* _Task directions_:
Reproduce each line bearing the word "کیلوگرم".

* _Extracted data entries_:
───

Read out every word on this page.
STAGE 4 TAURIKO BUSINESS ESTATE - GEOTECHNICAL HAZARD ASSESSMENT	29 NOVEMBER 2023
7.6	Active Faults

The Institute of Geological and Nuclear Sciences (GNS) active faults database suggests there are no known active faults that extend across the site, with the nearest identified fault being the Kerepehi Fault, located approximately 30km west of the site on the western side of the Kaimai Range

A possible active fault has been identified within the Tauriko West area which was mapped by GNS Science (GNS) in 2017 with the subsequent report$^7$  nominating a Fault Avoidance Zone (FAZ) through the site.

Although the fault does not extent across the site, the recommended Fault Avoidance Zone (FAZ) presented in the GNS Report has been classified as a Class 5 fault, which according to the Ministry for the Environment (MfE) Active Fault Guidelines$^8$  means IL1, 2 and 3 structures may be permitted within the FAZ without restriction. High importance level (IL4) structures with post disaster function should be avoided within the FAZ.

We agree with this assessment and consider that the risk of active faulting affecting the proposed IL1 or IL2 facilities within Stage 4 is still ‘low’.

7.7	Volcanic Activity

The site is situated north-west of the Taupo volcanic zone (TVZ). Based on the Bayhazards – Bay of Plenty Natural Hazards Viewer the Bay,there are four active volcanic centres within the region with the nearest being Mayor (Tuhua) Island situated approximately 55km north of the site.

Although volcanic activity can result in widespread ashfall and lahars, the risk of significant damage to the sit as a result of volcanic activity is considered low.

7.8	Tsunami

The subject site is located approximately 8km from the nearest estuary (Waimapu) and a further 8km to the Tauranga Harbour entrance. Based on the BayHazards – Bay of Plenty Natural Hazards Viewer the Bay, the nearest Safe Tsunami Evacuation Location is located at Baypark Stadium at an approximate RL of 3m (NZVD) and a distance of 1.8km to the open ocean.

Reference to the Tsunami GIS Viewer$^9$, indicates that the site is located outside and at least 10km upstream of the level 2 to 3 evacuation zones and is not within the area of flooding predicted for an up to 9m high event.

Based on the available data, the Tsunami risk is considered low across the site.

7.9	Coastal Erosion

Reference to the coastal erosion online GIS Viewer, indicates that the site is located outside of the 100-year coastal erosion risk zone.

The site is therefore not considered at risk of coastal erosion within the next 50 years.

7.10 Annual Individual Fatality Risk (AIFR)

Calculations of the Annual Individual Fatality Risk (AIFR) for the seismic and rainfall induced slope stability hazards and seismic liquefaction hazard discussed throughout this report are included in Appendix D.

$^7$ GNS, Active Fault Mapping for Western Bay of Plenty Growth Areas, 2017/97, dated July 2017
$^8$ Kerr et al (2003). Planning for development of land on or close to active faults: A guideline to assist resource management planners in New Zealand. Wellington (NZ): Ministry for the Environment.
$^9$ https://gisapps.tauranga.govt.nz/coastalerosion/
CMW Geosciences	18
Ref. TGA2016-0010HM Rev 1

───

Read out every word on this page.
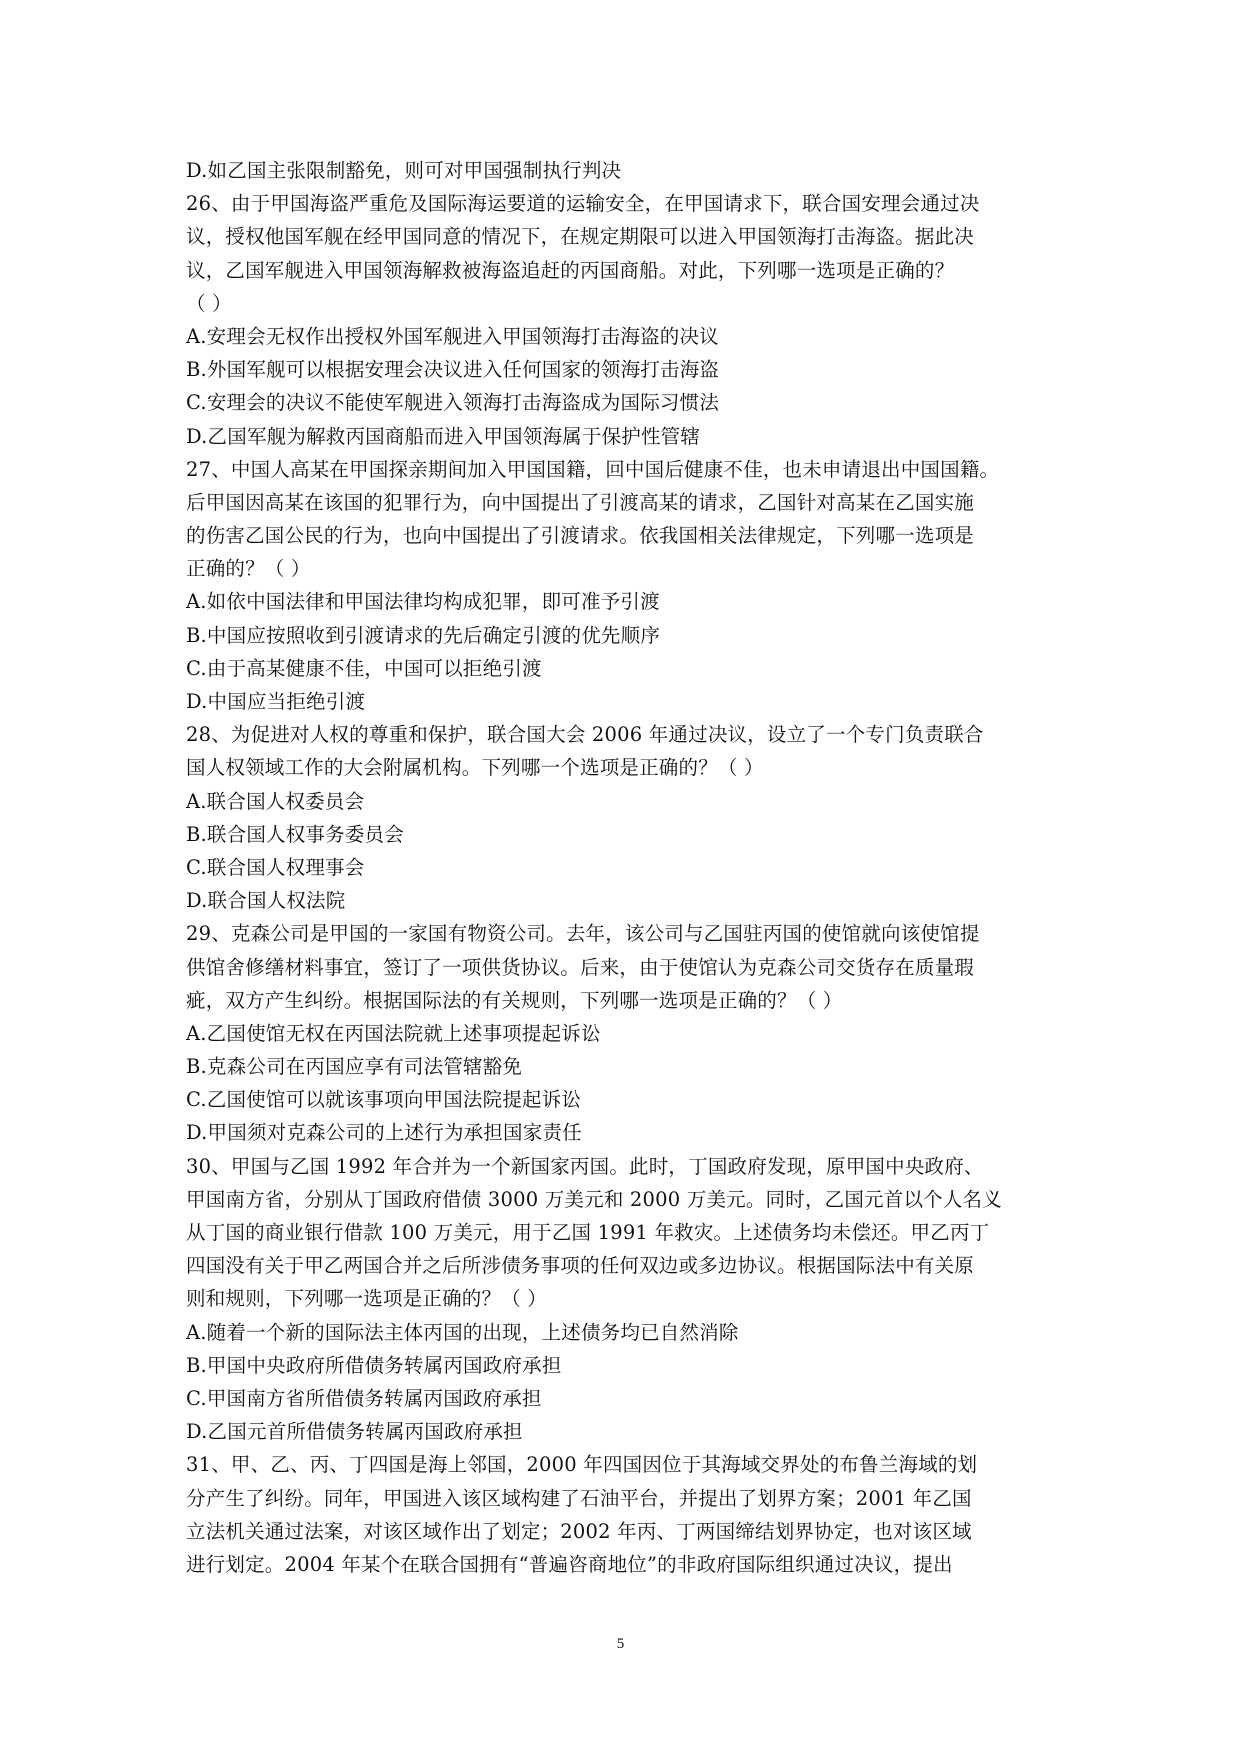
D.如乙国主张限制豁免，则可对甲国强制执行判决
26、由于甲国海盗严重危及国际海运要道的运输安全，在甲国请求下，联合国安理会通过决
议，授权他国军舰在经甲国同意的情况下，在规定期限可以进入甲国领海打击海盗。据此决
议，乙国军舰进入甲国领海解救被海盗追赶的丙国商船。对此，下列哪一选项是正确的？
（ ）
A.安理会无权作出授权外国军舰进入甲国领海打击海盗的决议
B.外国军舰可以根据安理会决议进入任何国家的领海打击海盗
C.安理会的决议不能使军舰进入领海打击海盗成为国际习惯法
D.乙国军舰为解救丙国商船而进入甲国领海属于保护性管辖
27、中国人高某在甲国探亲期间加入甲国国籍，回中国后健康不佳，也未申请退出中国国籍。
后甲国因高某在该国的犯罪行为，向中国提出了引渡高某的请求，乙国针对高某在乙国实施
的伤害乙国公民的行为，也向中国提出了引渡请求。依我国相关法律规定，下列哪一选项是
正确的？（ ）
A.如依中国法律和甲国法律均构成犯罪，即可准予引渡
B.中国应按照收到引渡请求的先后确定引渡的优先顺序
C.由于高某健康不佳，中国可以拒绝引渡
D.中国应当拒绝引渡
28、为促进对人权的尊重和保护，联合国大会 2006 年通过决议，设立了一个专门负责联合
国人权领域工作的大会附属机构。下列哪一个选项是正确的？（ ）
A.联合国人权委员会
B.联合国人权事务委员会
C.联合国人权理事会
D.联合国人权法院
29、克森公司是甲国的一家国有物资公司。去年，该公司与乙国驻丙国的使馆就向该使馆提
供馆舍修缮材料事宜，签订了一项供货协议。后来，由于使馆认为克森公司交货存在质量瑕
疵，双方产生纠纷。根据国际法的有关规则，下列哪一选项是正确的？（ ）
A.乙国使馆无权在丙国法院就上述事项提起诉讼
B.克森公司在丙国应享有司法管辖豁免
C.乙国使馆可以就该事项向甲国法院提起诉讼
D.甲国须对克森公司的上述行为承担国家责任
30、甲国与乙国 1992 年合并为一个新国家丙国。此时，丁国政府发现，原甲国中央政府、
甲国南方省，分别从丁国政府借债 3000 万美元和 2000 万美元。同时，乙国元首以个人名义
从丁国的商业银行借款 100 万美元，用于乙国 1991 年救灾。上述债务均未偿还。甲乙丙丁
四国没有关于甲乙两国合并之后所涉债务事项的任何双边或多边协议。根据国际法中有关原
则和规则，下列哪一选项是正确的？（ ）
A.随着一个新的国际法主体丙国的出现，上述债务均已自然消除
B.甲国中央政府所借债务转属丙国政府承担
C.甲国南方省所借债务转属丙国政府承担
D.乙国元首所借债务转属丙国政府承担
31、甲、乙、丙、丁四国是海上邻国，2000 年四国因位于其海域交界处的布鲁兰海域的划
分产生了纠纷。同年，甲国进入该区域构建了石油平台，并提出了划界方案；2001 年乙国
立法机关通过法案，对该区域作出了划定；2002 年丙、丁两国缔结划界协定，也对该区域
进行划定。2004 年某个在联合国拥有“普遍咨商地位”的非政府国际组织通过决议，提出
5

───

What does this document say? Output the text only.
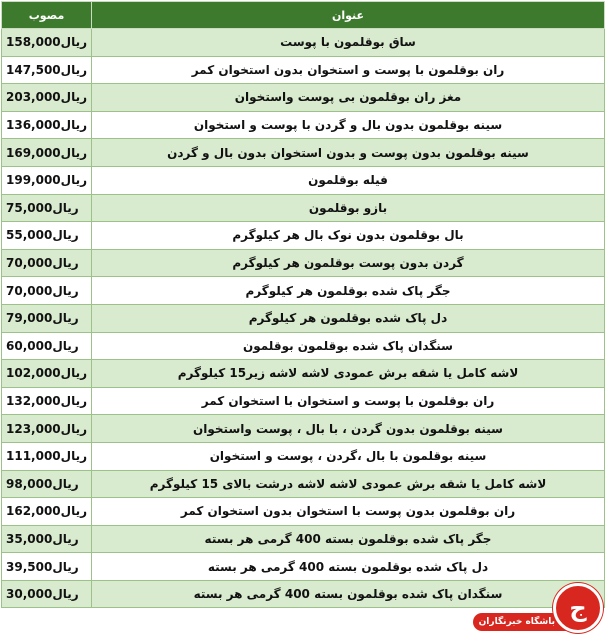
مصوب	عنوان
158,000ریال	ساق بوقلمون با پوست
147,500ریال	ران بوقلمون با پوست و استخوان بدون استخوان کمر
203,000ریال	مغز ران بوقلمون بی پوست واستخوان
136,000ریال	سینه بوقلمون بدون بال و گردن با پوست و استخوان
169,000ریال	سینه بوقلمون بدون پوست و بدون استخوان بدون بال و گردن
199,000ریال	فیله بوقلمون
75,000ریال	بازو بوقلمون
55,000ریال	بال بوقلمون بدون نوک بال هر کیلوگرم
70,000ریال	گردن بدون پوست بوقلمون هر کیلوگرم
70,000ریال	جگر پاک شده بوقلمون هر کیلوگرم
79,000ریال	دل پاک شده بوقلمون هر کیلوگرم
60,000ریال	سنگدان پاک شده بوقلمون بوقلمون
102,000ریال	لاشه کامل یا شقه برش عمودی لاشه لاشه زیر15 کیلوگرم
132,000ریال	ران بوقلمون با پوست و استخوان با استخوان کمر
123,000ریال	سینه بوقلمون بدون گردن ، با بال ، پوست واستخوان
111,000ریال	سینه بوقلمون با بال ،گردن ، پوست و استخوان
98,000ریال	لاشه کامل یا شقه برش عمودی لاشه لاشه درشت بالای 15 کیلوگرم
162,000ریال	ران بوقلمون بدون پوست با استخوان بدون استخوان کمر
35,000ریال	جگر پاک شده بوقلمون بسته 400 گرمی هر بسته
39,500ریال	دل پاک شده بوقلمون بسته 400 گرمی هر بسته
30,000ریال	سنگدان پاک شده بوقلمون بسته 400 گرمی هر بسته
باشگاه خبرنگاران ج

───

* _Solution to this exercise_:
55,000ریال	بال بوقلمون بدون نوک بال هر کیلوگرم
70,000ریال	گردن بدون پوست بوقلمون هر کیلوگرم
70,000ریال	جگر پاک شده بوقلمون هر کیلوگرم
79,000ریال	دل پاک شده بوقلمون هر کیلوگرم
102,000ریال	لاشه کامل یا شقه برش عمودی لاشه لاشه زیر15 کیلوگرم
98,000ریال	لاشه کامل یا شقه برش عمودی لاشه لاشه درشت بالای 15 کیلوگرم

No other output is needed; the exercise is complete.